- [Task brief] In the data that follows, count each line holding the string "Controller"; answer with the number only.

- [Available data]

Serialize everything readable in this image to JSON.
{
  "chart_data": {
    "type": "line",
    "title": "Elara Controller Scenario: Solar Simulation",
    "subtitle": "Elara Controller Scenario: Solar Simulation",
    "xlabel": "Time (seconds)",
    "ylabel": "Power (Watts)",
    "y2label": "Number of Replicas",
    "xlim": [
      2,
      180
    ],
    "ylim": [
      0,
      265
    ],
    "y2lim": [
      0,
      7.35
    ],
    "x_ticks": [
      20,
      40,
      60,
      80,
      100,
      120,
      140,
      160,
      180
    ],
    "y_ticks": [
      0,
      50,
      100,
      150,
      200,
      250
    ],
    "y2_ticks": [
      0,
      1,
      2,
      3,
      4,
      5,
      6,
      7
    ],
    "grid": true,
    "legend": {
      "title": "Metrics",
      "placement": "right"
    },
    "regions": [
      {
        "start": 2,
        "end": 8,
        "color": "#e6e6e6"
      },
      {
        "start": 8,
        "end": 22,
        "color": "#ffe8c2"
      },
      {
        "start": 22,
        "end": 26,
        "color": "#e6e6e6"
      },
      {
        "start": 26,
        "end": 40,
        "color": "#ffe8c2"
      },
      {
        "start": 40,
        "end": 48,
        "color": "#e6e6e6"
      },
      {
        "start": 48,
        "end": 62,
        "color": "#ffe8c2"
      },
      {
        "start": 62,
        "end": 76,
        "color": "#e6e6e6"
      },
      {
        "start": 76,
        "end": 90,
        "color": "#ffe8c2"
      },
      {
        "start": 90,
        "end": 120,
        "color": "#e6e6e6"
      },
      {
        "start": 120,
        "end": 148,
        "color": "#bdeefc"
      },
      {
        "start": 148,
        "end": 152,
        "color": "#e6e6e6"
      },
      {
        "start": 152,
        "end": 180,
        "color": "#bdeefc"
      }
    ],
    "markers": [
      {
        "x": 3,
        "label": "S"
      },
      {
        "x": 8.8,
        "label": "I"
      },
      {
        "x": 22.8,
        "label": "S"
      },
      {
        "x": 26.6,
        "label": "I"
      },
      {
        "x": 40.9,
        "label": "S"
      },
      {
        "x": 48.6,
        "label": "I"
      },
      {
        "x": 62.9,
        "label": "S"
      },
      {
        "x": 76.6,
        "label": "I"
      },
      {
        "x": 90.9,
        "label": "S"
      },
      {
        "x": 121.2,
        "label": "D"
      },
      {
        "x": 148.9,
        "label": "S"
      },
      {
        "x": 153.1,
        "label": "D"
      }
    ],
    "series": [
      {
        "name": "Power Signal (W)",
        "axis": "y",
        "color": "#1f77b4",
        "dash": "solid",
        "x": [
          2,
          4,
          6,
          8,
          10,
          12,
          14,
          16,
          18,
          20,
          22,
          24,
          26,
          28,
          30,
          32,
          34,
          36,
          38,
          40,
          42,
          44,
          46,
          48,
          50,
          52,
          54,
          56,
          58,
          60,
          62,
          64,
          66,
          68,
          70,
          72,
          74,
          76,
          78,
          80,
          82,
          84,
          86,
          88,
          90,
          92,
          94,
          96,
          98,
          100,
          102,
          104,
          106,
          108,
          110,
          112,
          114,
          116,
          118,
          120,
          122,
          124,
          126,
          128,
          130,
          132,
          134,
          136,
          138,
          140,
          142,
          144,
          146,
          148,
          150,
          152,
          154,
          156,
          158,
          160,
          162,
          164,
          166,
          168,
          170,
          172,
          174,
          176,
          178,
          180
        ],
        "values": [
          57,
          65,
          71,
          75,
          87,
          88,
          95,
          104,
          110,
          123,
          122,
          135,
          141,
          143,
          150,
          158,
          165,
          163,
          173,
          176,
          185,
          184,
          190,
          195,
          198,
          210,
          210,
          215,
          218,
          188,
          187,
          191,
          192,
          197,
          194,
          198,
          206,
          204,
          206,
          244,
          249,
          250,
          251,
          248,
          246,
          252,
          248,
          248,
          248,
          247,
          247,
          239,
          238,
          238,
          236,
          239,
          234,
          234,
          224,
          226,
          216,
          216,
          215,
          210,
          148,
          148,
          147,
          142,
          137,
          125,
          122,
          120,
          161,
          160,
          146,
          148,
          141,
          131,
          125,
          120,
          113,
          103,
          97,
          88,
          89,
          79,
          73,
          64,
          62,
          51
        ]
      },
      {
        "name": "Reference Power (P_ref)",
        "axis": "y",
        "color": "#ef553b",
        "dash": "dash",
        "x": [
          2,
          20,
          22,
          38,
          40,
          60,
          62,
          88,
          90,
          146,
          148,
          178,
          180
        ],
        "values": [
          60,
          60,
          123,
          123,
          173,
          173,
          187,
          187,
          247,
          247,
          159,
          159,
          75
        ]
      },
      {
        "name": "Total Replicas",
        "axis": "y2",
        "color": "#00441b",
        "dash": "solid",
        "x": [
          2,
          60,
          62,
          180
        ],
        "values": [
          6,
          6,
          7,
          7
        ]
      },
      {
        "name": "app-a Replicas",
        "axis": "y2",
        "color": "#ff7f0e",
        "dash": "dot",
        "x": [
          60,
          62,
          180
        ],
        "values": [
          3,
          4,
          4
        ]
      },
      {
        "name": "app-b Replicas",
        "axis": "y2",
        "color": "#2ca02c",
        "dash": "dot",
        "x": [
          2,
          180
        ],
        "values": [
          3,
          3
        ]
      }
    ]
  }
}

- [Response] 2